--- Given problem ---
Transcribe the records exactly. Pictures do not belong in the transcription.

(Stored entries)
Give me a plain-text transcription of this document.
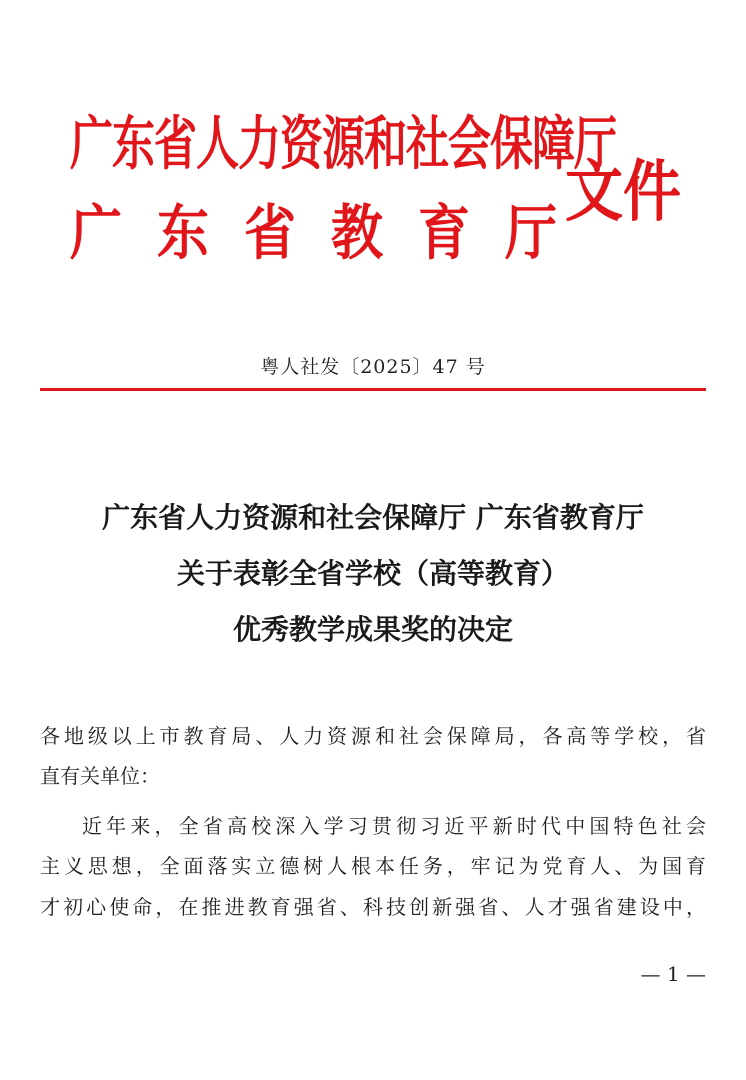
广东省人力资源和社会保障厅
广东省教育厅
文件
粤人社发〔2025〕47 号
广东省人力资源和社会保障厅 广东省教育厅
关于表彰全省学校（高等教育）
优秀教学成果奖的决定
各地级以上市教育局、人力资源和社会保障局，各高等学校，省
直有关单位：
近年来，全省高校深入学习贯彻习近平新时代中国特色社会
主义思想，全面落实立德树人根本任务，牢记为党育人、为国育
才初心使命，在推进教育强省、科技创新强省、人才强省建设中，
— 1 —
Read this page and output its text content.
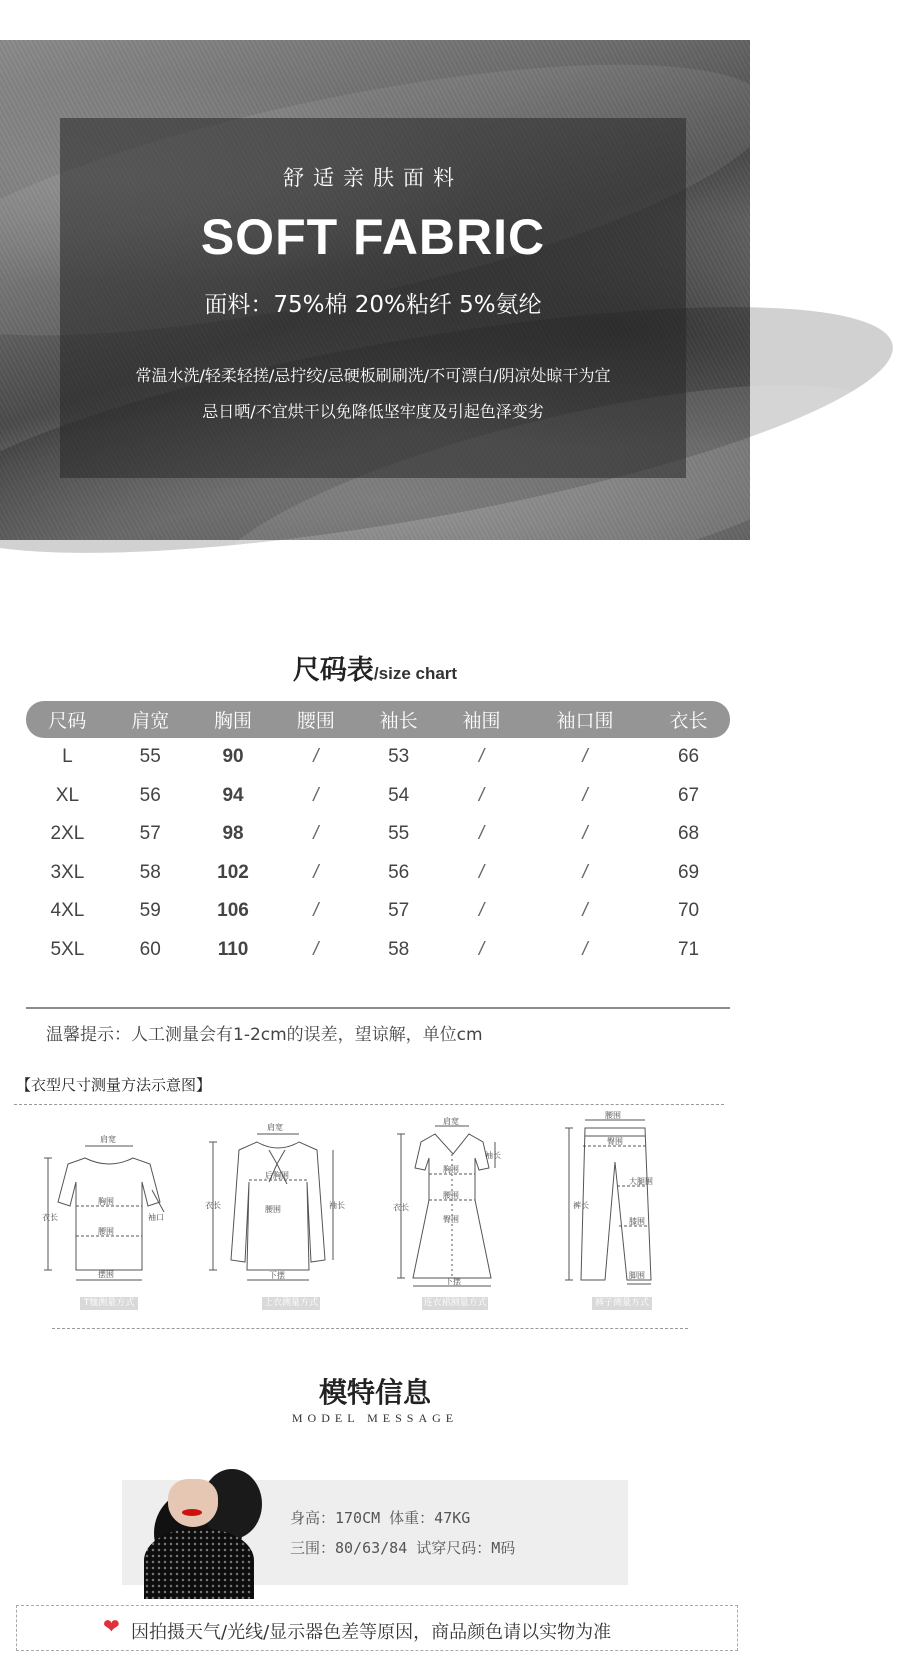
舒适亲肤面料
SOFT FABRIC
面料：75%棉 20%粘纤 5%氨纶
常温水洗/轻柔轻搓/忌拧绞/忌硬板刷刷洗/不可漂白/阴凉处晾干为宜
忌日晒/不宜烘干以免降低坚牢度及引起色泽变劣
尺码表/size chart
尺码	肩宽	胸围	腰围	袖长	袖围	袖口围	衣长
L	55	90	/	53	/	/	66
XL	56	94	/	54	/	/	67
2XL	57	98	/	55	/	/	68
3XL	58	102	/	56	/	/	69
4XL	59	106	/	57	/	/	70
5XL	60	110	/	58	/	/	71
温馨提示：人工测量会有1-2cm的误差，望谅解，单位cm
【衣型尺寸测量方法示意图】
肩宽
胸围
腰围
衣长	袖口
摆围
T恤测量方式
肩宽
后胸围
腰围
衣长	袖长
下摆
上衣测量方式
肩宽
袖长
胸围
腰围
臀围
衣长
下摆
连衣裙测量方式
腰围
臀围
大腿围
膝围
裤长
脚围
裤子测量方式
模特信息
MODEL MESSAGE
身高：170CM 体重：47KG
三围：80/63/84 试穿尺码：M码
❤ 因拍摄天气/光线/显示器色差等原因，商品颜色请以实物为准
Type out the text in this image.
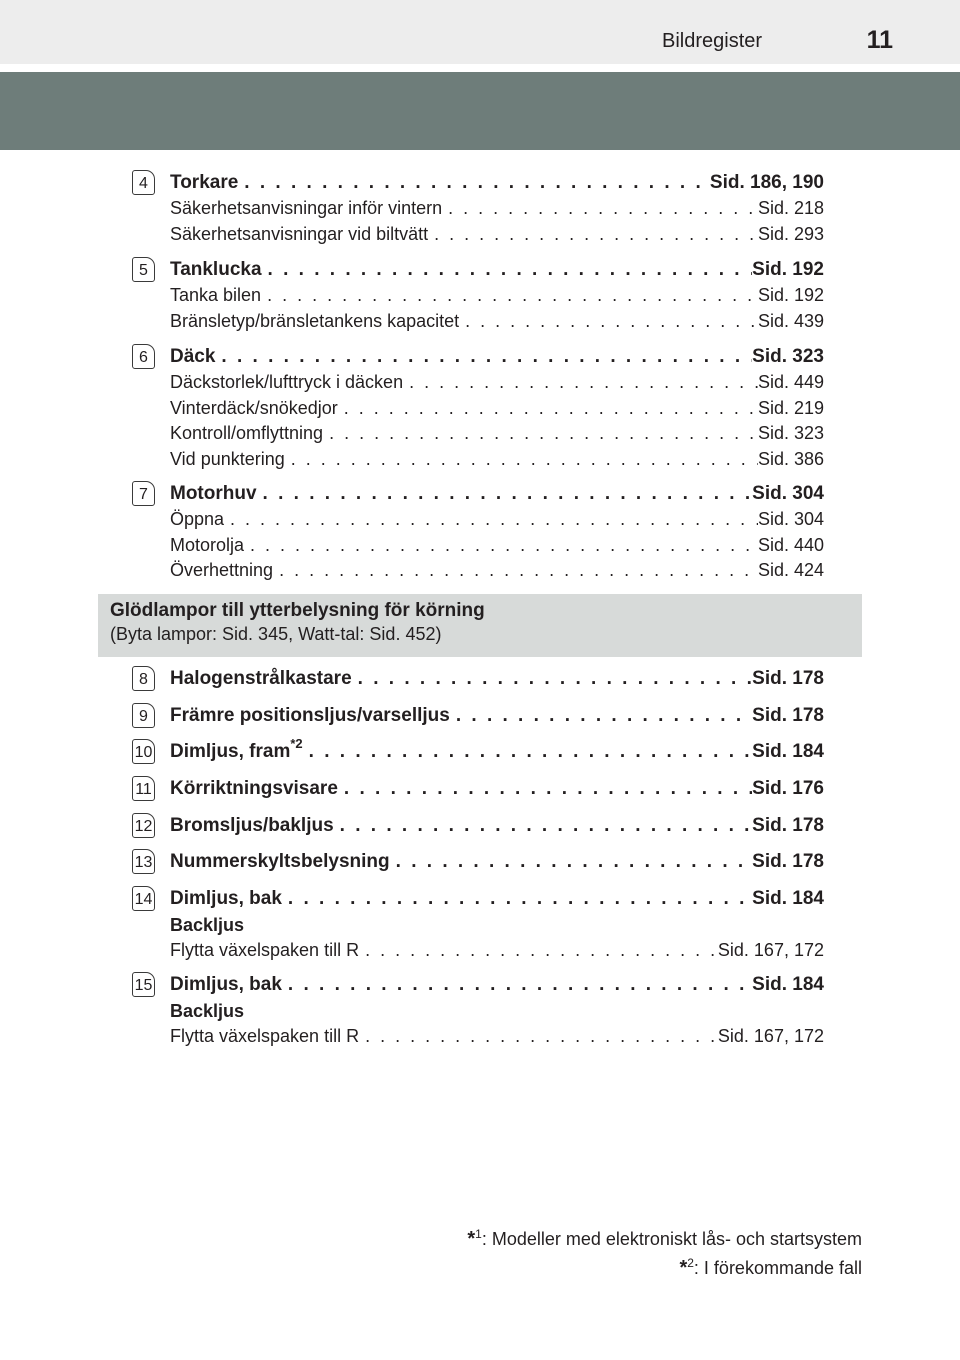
Bildregister	11
4	Torkare . . .	Sid. 186, 190
Säkerhetsanvisningar inför vintern . . .	Sid. 218
Säkerhetsanvisningar vid biltvätt . . .	Sid. 293
5	Tanklucka . . .	Sid. 192
Tanka bilen . . .	Sid. 192
Bränsletyp/bränsletankens kapacitet . . .	Sid. 439
6	Däck . . .	Sid. 323
Däckstorlek/lufttryck i däcken . . .	Sid. 449
Vinterdäck/snökedjor . . .	Sid. 219
Kontroll/omflyttning . . .	Sid. 323
Vid punktering . . .	Sid. 386
7	Motorhuv . . .	Sid. 304
Öppna . . .	Sid. 304
Motorolja . . .	Sid. 440
Överhettning . . .	Sid. 424
Glödlampor till ytterbelysning för körning
(Byta lampor: Sid. 345, Watt-tal: Sid. 452)
8	Halogenstrålkastare . . .	Sid. 178
9	Främre positionsljus/varselljus . . .	Sid. 178
10 Dimljus, fram$^{*2}$ . . .	Sid. 184
11 Körriktningsvisare . . .	Sid. 176
12 Bromsljus/bakljus . . .	Sid. 178
13 Nummerskyltsbelysning . . .	Sid. 178
14 Dimljus, bak . . .	Sid. 184
Backljus
Flytta växelspaken till R . . .	Sid. 167, 172
15 Dimljus, bak . . .	Sid. 184
Backljus
Flytta växelspaken till R . . .	Sid. 167, 172
*$^1$: Modeller med elektroniskt lås- och startsystem
*$^2$: I förekommande fall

--- Task answer ---
Give me a plain-text transcription of this document.
广东省人力资源和社会保障厅
广东省教育厅
文件
粤人社发〔2025〕47 号
广东省人力资源和社会保障厅 广东省教育厅
关于表彰全省学校（高等教育）
优秀教学成果奖的决定
各地级以上市教育局、人力资源和社会保障局，各高等学校，省
直有关单位：
近年来，全省高校深入学习贯彻习近平新时代中国特色社会
主义思想，全面落实立德树人根本任务，牢记为党育人、为国育
才初心使命，在推进教育强省、科技创新强省、人才强省建设中，
— 1 —
Read this page and output its text content.
舒适亲肤面料
SOFT FABRIC
面料：75%棉 20%粘纤 5%氨纶
常温水洗/轻柔轻搓/忌拧绞/忌硬板刷刷洗/不可漂白/阴凉处晾干为宜
忌日晒/不宜烘干以免降低坚牢度及引起色泽变劣
尺码表/size chart
尺码	肩宽	胸围	腰围	袖长	袖围	袖口围	衣长
L	55	90	/	53	/	/	66
XL	56	94	/	54	/	/	67
2XL	57	98	/	55	/	/	68
3XL	58	102	/	56	/	/	69
4XL	59	106	/	57	/	/	70
5XL	60	110	/	58	/	/	71
温馨提示：人工测量会有1-2cm的误差，望谅解，单位cm
【衣型尺寸测量方法示意图】
肩宽
胸围
腰围
衣长	袖口
摆围
T恤测量方式
肩宽
后胸围
腰围
衣长	袖长
下摆
上衣测量方式
肩宽
袖长
胸围
腰围
臀围
衣长
下摆
连衣裙测量方式
腰围
臀围
大腿围
膝围
裤长
脚围
裤子测量方式
模特信息
MODEL MESSAGE
身高：170CM 体重：47KG
三围：80/63/84 试穿尺码：M码
❤ 因拍摄天气/光线/显示器色差等原因，商品颜色请以实物为准
Type out the text in this image.
Bildregister	11
4	Torkare . . .	Sid. 186, 190
Säkerhetsanvisningar inför vintern . . .	Sid. 218
Säkerhetsanvisningar vid biltvätt . . .	Sid. 293
5	Tanklucka . . .	Sid. 192
Tanka bilen . . .	Sid. 192
Bränsletyp/bränsletankens kapacitet . . .	Sid. 439
6	Däck . . .	Sid. 323
Däckstorlek/lufttryck i däcken . . .	Sid. 449
Vinterdäck/snökedjor . . .	Sid. 219
Kontroll/omflyttning . . .	Sid. 323
Vid punktering . . .	Sid. 386
7	Motorhuv . . .	Sid. 304
Öppna . . .	Sid. 304
Motorolja . . .	Sid. 440
Överhettning . . .	Sid. 424
Glödlampor till ytterbelysning för körning
(Byta lampor: Sid. 345, Watt-tal: Sid. 452)
8	Halogenstrålkastare . . .	Sid. 178
9	Främre positionsljus/varselljus . . .	Sid. 178
10 Dimljus, fram$^{*2}$ . . .	Sid. 184
11 Körriktningsvisare . . .	Sid. 176
12 Bromsljus/bakljus . . .	Sid. 178
13 Nummerskyltsbelysning . . .	Sid. 178
14 Dimljus, bak . . .	Sid. 184
Backljus
Flytta växelspaken till R . . .	Sid. 167, 172
15 Dimljus, bak . . .	Sid. 184
Backljus
Flytta växelspaken till R . . .	Sid. 167, 172
*$^1$: Modeller med elektroniskt lås- och startsystem
*$^2$: I förekommande fall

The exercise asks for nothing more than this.